Stored dataset entries:

◇ ◇ ◇ ◇

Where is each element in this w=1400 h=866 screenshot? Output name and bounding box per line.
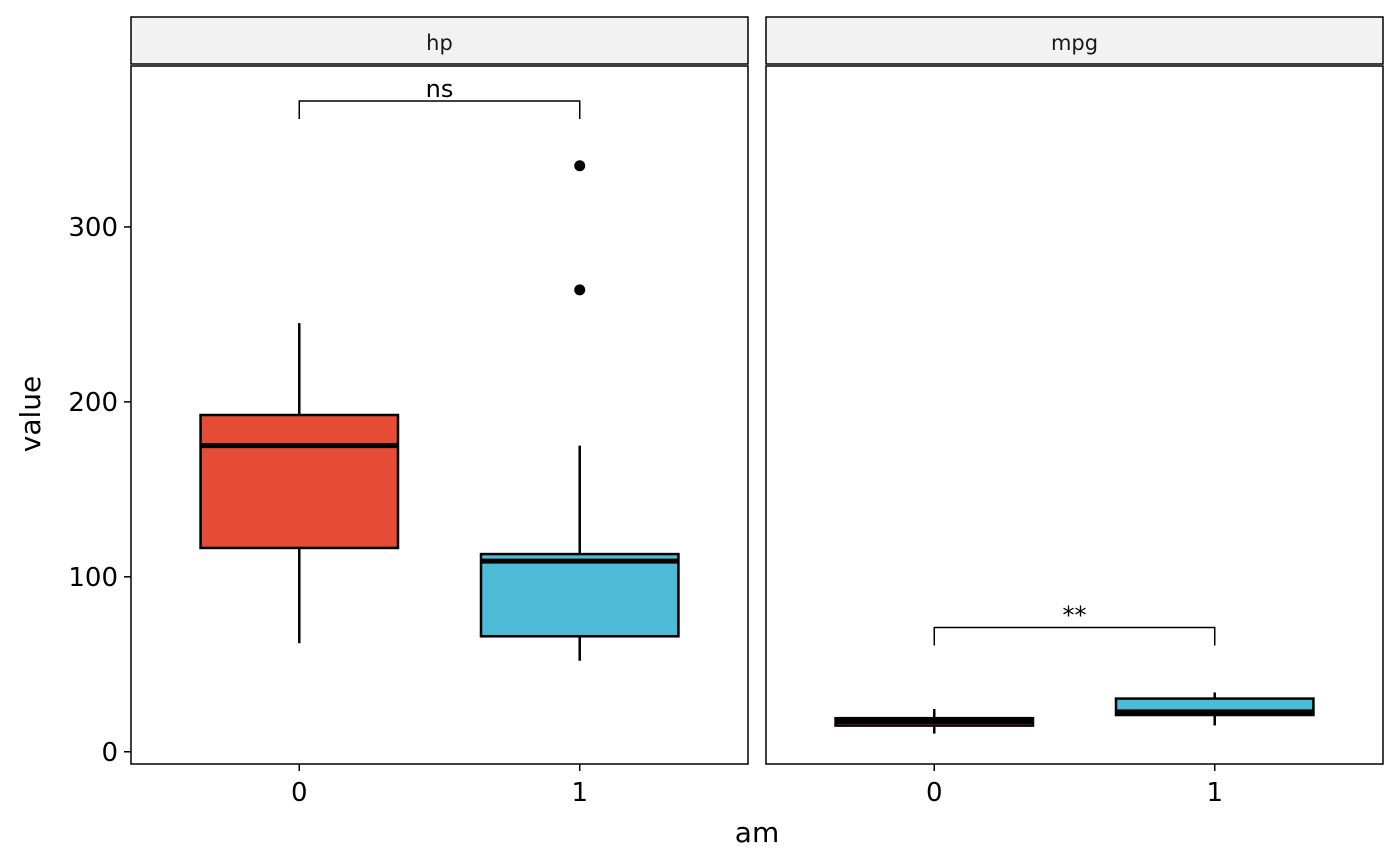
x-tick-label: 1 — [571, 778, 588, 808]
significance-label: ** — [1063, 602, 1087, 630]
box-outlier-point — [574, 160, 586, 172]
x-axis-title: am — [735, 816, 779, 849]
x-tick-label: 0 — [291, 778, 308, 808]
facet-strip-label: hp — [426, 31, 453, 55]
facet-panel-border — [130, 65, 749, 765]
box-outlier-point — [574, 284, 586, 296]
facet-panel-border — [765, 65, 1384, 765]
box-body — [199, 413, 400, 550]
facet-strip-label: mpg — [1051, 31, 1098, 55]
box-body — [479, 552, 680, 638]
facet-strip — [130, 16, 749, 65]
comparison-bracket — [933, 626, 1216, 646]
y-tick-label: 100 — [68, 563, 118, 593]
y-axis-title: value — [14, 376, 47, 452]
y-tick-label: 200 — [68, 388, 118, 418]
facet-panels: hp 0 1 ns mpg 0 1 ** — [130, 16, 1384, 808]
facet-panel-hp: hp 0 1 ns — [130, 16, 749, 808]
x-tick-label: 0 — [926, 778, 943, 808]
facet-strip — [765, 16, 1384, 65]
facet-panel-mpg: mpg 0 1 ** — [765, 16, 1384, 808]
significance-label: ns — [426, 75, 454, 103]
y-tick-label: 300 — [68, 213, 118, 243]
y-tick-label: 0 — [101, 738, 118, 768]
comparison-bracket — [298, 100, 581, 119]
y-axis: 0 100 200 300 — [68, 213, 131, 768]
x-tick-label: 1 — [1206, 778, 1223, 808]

◇ ◇ ◇ ◇

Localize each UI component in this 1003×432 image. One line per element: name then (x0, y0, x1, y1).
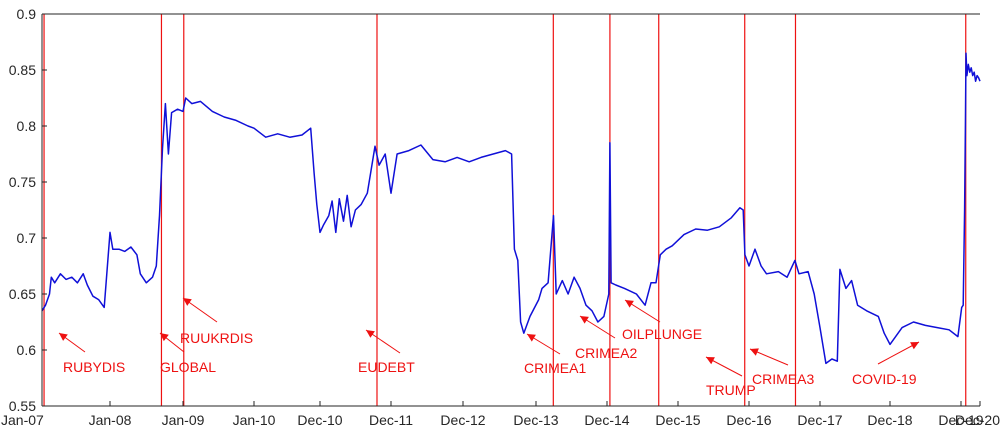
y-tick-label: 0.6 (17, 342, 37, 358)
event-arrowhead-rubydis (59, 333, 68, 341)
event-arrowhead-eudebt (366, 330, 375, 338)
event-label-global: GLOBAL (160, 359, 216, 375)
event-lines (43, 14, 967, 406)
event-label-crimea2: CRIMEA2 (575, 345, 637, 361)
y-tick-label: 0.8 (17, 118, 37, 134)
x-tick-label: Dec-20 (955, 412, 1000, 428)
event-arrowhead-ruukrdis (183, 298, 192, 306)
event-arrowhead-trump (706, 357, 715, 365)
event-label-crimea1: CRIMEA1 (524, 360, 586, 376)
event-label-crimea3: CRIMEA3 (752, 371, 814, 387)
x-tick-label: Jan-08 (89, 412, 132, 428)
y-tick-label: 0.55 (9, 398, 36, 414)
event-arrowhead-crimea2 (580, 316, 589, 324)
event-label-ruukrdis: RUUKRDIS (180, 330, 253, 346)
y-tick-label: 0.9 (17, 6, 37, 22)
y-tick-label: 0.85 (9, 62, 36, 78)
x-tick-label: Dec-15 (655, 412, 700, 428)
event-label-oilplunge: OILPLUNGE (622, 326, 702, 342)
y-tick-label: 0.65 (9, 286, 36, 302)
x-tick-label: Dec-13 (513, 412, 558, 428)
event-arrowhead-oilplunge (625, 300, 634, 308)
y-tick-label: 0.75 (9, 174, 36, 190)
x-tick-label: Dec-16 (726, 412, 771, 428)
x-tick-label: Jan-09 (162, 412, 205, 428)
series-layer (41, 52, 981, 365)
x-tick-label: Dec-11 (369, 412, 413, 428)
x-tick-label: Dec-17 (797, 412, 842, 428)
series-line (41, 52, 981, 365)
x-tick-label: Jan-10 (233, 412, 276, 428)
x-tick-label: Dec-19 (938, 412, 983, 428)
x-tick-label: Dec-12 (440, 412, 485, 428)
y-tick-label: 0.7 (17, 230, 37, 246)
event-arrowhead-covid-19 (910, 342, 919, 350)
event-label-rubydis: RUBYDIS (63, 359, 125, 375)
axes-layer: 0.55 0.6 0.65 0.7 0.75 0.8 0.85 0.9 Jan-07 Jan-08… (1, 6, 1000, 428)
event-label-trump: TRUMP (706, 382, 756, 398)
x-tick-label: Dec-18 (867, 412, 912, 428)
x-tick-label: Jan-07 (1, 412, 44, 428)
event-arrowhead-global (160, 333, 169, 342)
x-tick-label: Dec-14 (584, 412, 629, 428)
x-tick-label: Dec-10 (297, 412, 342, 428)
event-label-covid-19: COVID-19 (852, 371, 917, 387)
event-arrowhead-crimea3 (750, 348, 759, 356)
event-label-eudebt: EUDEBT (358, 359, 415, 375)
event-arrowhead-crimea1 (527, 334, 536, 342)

◇ ◇ ◇ ◇

STATED GOAL:
Can you repeat, word for word, the stretch of entries that opens with the line containing "x-tick-label: 1 — [571, 778, 588, 808]" and closes with the line containing "facet-strip-label: hp — [426, 31, 453, 55]", including both of those lines?

OUTPUT OF THE EXERCISE:
x-tick-label: 1 — [571, 778, 588, 808]
significance-label: ** — [1063, 602, 1087, 630]
box-outlier-point — [574, 160, 586, 172]
x-axis-title: am — [735, 816, 779, 849]
x-tick-label: 0 — [291, 778, 308, 808]
facet-strip-label: hp — [426, 31, 453, 55]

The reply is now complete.